(Requirement):
Rewrite the lines of the data below, substituting "column" for every "histogram-bar" and leaving everything else as it is.

>> begin Input

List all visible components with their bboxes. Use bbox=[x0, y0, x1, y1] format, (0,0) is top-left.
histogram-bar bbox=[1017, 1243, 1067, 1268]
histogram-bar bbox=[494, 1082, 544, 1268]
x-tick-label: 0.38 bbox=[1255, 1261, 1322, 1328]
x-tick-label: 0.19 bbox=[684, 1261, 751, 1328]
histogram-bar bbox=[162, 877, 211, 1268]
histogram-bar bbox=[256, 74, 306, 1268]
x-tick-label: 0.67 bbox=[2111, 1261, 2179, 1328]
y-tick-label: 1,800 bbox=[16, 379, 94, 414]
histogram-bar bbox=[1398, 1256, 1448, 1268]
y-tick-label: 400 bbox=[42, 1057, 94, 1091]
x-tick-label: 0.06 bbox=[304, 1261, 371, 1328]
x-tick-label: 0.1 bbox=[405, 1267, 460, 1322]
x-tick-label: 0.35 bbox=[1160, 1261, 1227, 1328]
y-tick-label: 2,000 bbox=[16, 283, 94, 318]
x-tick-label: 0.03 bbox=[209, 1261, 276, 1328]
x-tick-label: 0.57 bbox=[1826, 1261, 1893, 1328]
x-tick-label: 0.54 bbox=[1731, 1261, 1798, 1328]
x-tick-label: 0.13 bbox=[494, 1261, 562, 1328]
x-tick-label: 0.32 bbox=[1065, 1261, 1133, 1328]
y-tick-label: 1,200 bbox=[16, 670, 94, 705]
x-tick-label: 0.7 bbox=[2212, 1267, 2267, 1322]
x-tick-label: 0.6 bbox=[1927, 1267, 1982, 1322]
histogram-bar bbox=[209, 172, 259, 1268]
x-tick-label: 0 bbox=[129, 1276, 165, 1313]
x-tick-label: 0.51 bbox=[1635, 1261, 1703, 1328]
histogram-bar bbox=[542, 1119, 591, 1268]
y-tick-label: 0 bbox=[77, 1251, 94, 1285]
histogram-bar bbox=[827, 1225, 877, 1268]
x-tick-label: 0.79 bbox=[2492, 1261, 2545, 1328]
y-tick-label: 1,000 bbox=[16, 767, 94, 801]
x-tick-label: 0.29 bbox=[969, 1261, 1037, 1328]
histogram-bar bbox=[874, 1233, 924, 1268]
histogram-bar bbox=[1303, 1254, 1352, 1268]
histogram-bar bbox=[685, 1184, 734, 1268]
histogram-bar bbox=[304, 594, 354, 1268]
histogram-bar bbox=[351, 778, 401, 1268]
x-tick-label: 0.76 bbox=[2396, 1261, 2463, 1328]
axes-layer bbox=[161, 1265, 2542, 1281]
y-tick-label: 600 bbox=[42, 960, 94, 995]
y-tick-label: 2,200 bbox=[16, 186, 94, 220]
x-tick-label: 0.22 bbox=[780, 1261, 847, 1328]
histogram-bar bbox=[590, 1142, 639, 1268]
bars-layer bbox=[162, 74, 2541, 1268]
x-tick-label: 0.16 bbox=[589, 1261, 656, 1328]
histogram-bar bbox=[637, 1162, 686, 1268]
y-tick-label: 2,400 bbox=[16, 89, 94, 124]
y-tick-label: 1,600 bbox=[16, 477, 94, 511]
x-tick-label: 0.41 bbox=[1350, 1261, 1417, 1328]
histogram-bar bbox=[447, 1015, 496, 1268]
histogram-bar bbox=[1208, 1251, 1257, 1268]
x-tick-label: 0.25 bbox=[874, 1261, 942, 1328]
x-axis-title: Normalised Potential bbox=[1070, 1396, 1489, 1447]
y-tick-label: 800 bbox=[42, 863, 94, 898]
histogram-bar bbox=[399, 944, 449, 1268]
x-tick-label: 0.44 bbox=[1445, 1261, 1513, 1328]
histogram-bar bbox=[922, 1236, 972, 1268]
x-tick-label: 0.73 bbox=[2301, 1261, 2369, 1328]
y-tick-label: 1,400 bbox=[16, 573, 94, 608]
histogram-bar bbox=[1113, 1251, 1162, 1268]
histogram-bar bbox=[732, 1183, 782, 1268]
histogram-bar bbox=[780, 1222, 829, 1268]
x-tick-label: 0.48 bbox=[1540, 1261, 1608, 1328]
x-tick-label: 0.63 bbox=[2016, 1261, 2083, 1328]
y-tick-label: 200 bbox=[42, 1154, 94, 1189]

>> end Input

(Problem solution):
List all visible components with their bboxes. Use bbox=[x0, y0, x1, y1] format, (0,0) is top-left.
column bbox=[1017, 1243, 1067, 1268]
column bbox=[494, 1082, 544, 1268]
x-tick-label: 0.38 bbox=[1255, 1261, 1322, 1328]
x-tick-label: 0.19 bbox=[684, 1261, 751, 1328]
column bbox=[162, 877, 211, 1268]
column bbox=[256, 74, 306, 1268]
x-tick-label: 0.67 bbox=[2111, 1261, 2179, 1328]
y-tick-label: 1,800 bbox=[16, 379, 94, 414]
column bbox=[1398, 1256, 1448, 1268]
y-tick-label: 400 bbox=[42, 1057, 94, 1091]
x-tick-label: 0.06 bbox=[304, 1261, 371, 1328]
x-tick-label: 0.1 bbox=[405, 1267, 460, 1322]
x-tick-label: 0.35 bbox=[1160, 1261, 1227, 1328]
y-tick-label: 2,000 bbox=[16, 283, 94, 318]
x-tick-label: 0.03 bbox=[209, 1261, 276, 1328]
x-tick-label: 0.57 bbox=[1826, 1261, 1893, 1328]
x-tick-label: 0.54 bbox=[1731, 1261, 1798, 1328]
x-tick-label: 0.13 bbox=[494, 1261, 562, 1328]
x-tick-label: 0.32 bbox=[1065, 1261, 1133, 1328]
y-tick-label: 1,200 bbox=[16, 670, 94, 705]
x-tick-label: 0.7 bbox=[2212, 1267, 2267, 1322]
x-tick-label: 0.6 bbox=[1927, 1267, 1982, 1322]
column bbox=[209, 172, 259, 1268]
x-tick-label: 0 bbox=[129, 1276, 165, 1313]
x-tick-label: 0.51 bbox=[1635, 1261, 1703, 1328]
column bbox=[542, 1119, 591, 1268]
y-tick-label: 0 bbox=[77, 1251, 94, 1285]
column bbox=[827, 1225, 877, 1268]
x-tick-label: 0.79 bbox=[2492, 1261, 2545, 1328]
y-tick-label: 1,000 bbox=[16, 767, 94, 801]
x-tick-label: 0.29 bbox=[969, 1261, 1037, 1328]
column bbox=[874, 1233, 924, 1268]
column bbox=[1303, 1254, 1352, 1268]
column bbox=[685, 1184, 734, 1268]
column bbox=[304, 594, 354, 1268]
column bbox=[351, 778, 401, 1268]
x-tick-label: 0.76 bbox=[2396, 1261, 2463, 1328]
axes-layer bbox=[161, 1265, 2542, 1281]
y-tick-label: 600 bbox=[42, 960, 94, 995]
y-tick-label: 2,200 bbox=[16, 186, 94, 220]
x-tick-label: 0.22 bbox=[780, 1261, 847, 1328]
column bbox=[590, 1142, 639, 1268]
bars-layer bbox=[162, 74, 2541, 1268]
x-tick-label: 0.16 bbox=[589, 1261, 656, 1328]
column bbox=[637, 1162, 686, 1268]
y-tick-label: 2,400 bbox=[16, 89, 94, 124]
y-tick-label: 1,600 bbox=[16, 477, 94, 511]
x-tick-label: 0.41 bbox=[1350, 1261, 1417, 1328]
column bbox=[447, 1015, 496, 1268]
column bbox=[1208, 1251, 1257, 1268]
x-tick-label: 0.25 bbox=[874, 1261, 942, 1328]
x-axis-title: Normalised Potential bbox=[1070, 1396, 1489, 1447]
y-tick-label: 800 bbox=[42, 863, 94, 898]
column bbox=[399, 944, 449, 1268]
x-tick-label: 0.44 bbox=[1445, 1261, 1513, 1328]
column bbox=[922, 1236, 972, 1268]
x-tick-label: 0.73 bbox=[2301, 1261, 2369, 1328]
y-tick-label: 1,400 bbox=[16, 573, 94, 608]
column bbox=[1113, 1251, 1162, 1268]
column bbox=[732, 1183, 782, 1268]
column bbox=[780, 1222, 829, 1268]
x-tick-label: 0.48 bbox=[1540, 1261, 1608, 1328]
x-tick-label: 0.63 bbox=[2016, 1261, 2083, 1328]
y-tick-label: 200 bbox=[42, 1154, 94, 1189]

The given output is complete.